● Description of the task: Find the word "value" in the listing; pull out each line holding it.

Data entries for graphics
^^^^^^^^^^^^^^^^
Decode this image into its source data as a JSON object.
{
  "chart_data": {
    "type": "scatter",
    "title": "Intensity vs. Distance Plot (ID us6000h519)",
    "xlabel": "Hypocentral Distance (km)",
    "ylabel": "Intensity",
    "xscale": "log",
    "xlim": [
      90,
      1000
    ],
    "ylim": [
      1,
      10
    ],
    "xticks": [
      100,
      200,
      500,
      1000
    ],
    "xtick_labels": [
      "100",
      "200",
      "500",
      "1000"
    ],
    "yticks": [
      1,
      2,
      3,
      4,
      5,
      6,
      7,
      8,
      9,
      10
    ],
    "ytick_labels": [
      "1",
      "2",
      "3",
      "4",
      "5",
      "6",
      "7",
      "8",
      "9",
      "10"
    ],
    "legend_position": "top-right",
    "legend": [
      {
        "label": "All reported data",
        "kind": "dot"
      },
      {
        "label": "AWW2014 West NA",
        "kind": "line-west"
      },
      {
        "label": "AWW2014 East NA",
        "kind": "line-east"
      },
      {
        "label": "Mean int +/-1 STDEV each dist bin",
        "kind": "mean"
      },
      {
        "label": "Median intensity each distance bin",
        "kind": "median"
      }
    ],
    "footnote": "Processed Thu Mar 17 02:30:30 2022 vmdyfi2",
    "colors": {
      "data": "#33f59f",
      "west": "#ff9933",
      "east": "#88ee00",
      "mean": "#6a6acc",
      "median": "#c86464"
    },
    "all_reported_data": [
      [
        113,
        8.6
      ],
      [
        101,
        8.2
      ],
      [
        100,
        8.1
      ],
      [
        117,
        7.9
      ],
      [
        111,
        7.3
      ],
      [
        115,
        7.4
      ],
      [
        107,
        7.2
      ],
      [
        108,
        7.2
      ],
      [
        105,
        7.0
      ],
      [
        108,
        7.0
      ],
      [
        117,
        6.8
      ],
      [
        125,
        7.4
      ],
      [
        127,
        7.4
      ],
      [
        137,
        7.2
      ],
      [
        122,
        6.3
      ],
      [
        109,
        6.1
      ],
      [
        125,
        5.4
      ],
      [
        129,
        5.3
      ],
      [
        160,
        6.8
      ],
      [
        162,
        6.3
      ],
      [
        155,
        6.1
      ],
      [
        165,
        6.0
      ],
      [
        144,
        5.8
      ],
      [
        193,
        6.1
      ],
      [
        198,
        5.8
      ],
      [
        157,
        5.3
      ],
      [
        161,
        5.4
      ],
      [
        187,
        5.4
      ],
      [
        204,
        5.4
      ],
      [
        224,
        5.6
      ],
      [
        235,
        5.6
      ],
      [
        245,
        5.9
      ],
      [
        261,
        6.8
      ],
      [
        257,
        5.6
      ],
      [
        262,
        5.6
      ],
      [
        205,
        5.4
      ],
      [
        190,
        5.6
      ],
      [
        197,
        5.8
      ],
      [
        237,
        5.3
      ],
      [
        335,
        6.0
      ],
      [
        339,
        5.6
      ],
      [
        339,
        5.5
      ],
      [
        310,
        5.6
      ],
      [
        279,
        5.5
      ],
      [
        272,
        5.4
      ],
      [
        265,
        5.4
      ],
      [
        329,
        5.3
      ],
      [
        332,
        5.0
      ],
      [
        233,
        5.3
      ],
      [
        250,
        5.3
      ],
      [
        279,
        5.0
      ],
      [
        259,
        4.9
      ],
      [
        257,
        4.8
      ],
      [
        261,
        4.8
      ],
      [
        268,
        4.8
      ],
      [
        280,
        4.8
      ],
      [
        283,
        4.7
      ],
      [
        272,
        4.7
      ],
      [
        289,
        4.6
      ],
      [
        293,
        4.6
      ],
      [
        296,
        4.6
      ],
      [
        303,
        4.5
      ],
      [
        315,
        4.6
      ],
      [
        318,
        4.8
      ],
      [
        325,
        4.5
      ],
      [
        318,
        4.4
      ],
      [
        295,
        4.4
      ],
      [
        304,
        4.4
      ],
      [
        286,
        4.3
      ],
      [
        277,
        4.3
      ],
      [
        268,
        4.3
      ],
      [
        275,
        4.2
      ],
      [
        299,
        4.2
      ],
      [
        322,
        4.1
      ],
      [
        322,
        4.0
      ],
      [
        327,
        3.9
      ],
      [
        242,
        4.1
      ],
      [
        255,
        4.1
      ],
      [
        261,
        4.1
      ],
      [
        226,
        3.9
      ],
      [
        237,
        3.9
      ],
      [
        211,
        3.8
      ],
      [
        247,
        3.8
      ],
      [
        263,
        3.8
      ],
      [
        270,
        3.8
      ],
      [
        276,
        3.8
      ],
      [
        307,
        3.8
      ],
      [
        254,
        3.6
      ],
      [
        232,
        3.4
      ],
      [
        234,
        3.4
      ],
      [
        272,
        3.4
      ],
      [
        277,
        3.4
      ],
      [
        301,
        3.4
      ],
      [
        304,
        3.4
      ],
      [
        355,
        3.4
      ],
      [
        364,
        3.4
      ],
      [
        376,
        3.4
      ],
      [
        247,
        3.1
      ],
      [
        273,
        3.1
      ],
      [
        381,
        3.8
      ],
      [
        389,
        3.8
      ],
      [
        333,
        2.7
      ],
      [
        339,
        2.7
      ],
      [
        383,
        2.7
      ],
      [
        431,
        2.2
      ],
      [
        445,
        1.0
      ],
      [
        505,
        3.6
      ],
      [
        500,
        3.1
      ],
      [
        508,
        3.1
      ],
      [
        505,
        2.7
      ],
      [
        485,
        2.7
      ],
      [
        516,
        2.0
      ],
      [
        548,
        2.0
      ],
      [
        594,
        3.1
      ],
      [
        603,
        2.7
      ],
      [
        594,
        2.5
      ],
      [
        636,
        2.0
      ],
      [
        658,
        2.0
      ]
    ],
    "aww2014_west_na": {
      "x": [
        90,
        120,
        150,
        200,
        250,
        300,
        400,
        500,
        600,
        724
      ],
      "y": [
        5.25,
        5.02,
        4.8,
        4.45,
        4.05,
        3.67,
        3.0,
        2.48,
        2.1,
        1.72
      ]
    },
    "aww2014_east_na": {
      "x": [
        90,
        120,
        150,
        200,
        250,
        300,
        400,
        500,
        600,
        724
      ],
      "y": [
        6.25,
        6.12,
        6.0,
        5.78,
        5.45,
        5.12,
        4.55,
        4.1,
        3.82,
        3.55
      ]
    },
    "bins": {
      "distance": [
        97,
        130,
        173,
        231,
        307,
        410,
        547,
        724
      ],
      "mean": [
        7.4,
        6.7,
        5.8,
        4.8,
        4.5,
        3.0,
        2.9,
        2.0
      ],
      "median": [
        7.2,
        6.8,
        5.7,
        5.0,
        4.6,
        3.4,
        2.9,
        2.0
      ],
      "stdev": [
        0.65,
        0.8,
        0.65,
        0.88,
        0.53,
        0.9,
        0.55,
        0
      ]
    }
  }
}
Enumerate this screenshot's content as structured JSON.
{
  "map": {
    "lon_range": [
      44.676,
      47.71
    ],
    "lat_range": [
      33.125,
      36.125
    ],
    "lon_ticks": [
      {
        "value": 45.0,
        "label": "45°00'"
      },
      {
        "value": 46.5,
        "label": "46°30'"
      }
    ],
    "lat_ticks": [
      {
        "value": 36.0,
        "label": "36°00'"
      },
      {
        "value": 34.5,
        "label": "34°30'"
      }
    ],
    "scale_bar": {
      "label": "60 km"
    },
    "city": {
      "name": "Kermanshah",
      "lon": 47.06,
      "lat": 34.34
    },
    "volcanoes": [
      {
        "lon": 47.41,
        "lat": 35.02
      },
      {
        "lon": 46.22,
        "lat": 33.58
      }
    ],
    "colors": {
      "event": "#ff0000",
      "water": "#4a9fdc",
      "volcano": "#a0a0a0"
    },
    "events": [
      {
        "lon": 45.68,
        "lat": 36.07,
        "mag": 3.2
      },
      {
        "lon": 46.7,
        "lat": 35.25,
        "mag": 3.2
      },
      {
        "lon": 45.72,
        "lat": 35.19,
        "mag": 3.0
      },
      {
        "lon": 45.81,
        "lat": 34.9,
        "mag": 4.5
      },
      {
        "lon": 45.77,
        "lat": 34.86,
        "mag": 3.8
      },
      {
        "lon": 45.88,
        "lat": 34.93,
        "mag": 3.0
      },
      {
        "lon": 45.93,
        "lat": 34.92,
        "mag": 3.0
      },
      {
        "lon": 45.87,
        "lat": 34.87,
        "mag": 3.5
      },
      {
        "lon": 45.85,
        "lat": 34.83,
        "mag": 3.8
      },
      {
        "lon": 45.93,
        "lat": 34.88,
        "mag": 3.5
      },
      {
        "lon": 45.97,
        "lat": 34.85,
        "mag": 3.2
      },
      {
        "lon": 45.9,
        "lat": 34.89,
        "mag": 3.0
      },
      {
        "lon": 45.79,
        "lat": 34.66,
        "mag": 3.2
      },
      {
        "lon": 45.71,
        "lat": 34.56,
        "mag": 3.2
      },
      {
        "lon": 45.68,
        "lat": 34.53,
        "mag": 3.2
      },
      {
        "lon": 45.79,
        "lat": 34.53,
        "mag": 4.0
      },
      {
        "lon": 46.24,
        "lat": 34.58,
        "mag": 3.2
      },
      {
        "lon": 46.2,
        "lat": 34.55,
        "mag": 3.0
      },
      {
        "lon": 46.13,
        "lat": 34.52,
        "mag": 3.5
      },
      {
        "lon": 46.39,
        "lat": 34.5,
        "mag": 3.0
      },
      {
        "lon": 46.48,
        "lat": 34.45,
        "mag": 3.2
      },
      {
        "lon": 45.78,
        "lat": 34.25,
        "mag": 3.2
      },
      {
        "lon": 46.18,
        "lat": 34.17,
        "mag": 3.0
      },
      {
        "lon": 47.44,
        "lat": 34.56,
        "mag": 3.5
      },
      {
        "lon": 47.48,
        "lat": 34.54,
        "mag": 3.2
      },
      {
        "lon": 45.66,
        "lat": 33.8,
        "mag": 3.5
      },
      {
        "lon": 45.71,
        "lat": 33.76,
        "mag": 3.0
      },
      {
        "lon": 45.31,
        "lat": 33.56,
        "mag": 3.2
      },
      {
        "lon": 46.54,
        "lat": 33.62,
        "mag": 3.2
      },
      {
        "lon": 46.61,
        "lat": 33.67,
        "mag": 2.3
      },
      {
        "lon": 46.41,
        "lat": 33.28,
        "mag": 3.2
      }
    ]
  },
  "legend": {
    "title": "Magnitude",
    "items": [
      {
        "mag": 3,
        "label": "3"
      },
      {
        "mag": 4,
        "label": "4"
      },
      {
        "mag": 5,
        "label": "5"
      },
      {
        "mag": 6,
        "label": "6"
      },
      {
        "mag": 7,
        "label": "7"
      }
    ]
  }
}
^^^^^^^^^^^^^^^^
● Problem solution:
        "value": 45.0,
        "value": 46.5,
        "value": 36.0,
        "value": 34.5,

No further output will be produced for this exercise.